Collected data

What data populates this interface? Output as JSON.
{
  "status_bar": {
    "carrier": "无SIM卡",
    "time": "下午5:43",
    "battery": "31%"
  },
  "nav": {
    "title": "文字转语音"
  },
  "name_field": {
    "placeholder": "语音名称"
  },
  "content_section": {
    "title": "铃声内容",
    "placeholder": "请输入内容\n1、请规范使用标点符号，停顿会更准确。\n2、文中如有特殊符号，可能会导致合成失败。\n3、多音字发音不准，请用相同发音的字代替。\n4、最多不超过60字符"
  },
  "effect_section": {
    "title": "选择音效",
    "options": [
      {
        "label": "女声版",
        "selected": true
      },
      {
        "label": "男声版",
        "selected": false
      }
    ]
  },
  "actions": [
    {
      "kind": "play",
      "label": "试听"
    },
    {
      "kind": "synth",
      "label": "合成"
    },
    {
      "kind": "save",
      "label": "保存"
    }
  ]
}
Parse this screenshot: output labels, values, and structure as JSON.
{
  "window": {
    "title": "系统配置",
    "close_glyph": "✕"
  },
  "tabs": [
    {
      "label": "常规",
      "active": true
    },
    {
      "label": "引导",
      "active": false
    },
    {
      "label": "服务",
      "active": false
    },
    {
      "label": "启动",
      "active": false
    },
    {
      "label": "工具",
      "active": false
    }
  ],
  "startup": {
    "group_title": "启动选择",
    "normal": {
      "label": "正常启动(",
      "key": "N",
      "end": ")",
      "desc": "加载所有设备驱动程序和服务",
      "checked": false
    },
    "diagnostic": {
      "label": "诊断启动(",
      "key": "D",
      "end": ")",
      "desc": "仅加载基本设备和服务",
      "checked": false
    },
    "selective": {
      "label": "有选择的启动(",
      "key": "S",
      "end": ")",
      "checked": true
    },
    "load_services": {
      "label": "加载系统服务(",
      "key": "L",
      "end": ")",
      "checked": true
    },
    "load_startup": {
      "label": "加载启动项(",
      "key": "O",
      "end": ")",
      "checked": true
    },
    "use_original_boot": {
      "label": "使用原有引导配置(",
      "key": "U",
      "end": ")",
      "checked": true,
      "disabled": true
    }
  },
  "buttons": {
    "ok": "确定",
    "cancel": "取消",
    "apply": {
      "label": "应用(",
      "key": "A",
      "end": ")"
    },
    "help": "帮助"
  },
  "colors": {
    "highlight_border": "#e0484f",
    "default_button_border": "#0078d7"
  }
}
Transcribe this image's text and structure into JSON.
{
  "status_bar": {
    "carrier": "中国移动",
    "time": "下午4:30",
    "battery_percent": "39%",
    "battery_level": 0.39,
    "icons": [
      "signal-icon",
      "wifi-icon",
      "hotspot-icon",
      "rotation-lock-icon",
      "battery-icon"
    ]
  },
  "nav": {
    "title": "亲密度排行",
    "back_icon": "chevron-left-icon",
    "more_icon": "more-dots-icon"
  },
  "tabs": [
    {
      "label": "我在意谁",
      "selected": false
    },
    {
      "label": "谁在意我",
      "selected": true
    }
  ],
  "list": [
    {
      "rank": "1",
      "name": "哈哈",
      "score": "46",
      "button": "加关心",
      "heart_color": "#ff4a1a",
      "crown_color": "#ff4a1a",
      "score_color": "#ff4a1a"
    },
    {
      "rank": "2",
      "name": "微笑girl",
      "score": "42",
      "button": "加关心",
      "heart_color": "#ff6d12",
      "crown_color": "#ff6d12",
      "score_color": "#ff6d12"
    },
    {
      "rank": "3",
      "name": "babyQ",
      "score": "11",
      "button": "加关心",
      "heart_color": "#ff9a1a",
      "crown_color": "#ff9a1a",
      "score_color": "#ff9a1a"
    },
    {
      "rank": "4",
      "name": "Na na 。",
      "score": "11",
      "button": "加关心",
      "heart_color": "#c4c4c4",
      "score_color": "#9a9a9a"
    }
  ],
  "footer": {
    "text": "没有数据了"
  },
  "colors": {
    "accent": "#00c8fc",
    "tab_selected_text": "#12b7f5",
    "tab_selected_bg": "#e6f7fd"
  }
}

▶ [Exercise details] Using the data above, print every record exactly as shown.

▶ [Result below]
What data populates this interface? Output as JSON.
{
  "status_bar": {
    "carrier": "无SIM卡",
    "time": "下午5:43",
    "battery": "31%"
  },
  "nav": {
    "title": "文字转语音"
  },
  "name_field": {
    "placeholder": "语音名称"
  },
  "content_section": {
    "title": "铃声内容",
    "placeholder": "请输入内容\n1、请规范使用标点符号，停顿会更准确。\n2、文中如有特殊符号，可能会导致合成失败。\n3、多音字发音不准，请用相同发音的字代替。\n4、最多不超过60字符"
  },
  "effect_section": {
    "title": "选择音效",
    "options": [
      {
        "label": "女声版",
        "selected": true
      },
      {
        "label": "男声版",
        "selected": false
      }
    ]
  },
  "actions": [
    {
      "kind": "play",
      "label": "试听"
    },
    {
      "kind": "synth",
      "label": "合成"
    },
    {
      "kind": "save",
      "label": "保存"
    }
  ]
}
Parse this screenshot: output labels, values, and structure as JSON.
{
  "window": {
    "title": "系统配置",
    "close_glyph": "✕"
  },
  "tabs": [
    {
      "label": "常规",
      "active": true
    },
    {
      "label": "引导",
      "active": false
    },
    {
      "label": "服务",
      "active": false
    },
    {
      "label": "启动",
      "active": false
    },
    {
      "label": "工具",
      "active": false
    }
  ],
  "startup": {
    "group_title": "启动选择",
    "normal": {
      "label": "正常启动(",
      "key": "N",
      "end": ")",
      "desc": "加载所有设备驱动程序和服务",
      "checked": false
    },
    "diagnostic": {
      "label": "诊断启动(",
      "key": "D",
      "end": ")",
      "desc": "仅加载基本设备和服务",
      "checked": false
    },
    "selective": {
      "label": "有选择的启动(",
      "key": "S",
      "end": ")",
      "checked": true
    },
    "load_services": {
      "label": "加载系统服务(",
      "key": "L",
      "end": ")",
      "checked": true
    },
    "load_startup": {
      "label": "加载启动项(",
      "key": "O",
      "end": ")",
      "checked": true
    },
    "use_original_boot": {
      "label": "使用原有引导配置(",
      "key": "U",
      "end": ")",
      "checked": true,
      "disabled": true
    }
  },
  "buttons": {
    "ok": "确定",
    "cancel": "取消",
    "apply": {
      "label": "应用(",
      "key": "A",
      "end": ")"
    },
    "help": "帮助"
  },
  "colors": {
    "highlight_border": "#e0484f",
    "default_button_border": "#0078d7"
  }
}
Transcribe this image's text and structure into JSON.
{
  "status_bar": {
    "carrier": "中国移动",
    "time": "下午4:30",
    "battery_percent": "39%",
    "battery_level": 0.39,
    "icons": [
      "signal-icon",
      "wifi-icon",
      "hotspot-icon",
      "rotation-lock-icon",
      "battery-icon"
    ]
  },
  "nav": {
    "title": "亲密度排行",
    "back_icon": "chevron-left-icon",
    "more_icon": "more-dots-icon"
  },
  "tabs": [
    {
      "label": "我在意谁",
      "selected": false
    },
    {
      "label": "谁在意我",
      "selected": true
    }
  ],
  "list": [
    {
      "rank": "1",
      "name": "哈哈",
      "score": "46",
      "button": "加关心",
      "heart_color": "#ff4a1a",
      "crown_color": "#ff4a1a",
      "score_color": "#ff4a1a"
    },
    {
      "rank": "2",
      "name": "微笑girl",
      "score": "42",
      "button": "加关心",
      "heart_color": "#ff6d12",
      "crown_color": "#ff6d12",
      "score_color": "#ff6d12"
    },
    {
      "rank": "3",
      "name": "babyQ",
      "score": "11",
      "button": "加关心",
      "heart_color": "#ff9a1a",
      "crown_color": "#ff9a1a",
      "score_color": "#ff9a1a"
    },
    {
      "rank": "4",
      "name": "Na na 。",
      "score": "11",
      "button": "加关心",
      "heart_color": "#c4c4c4",
      "score_color": "#9a9a9a"
    }
  ],
  "footer": {
    "text": "没有数据了"
  },
  "colors": {
    "accent": "#00c8fc",
    "tab_selected_text": "#12b7f5",
    "tab_selected_bg": "#e6f7fd"
  }
}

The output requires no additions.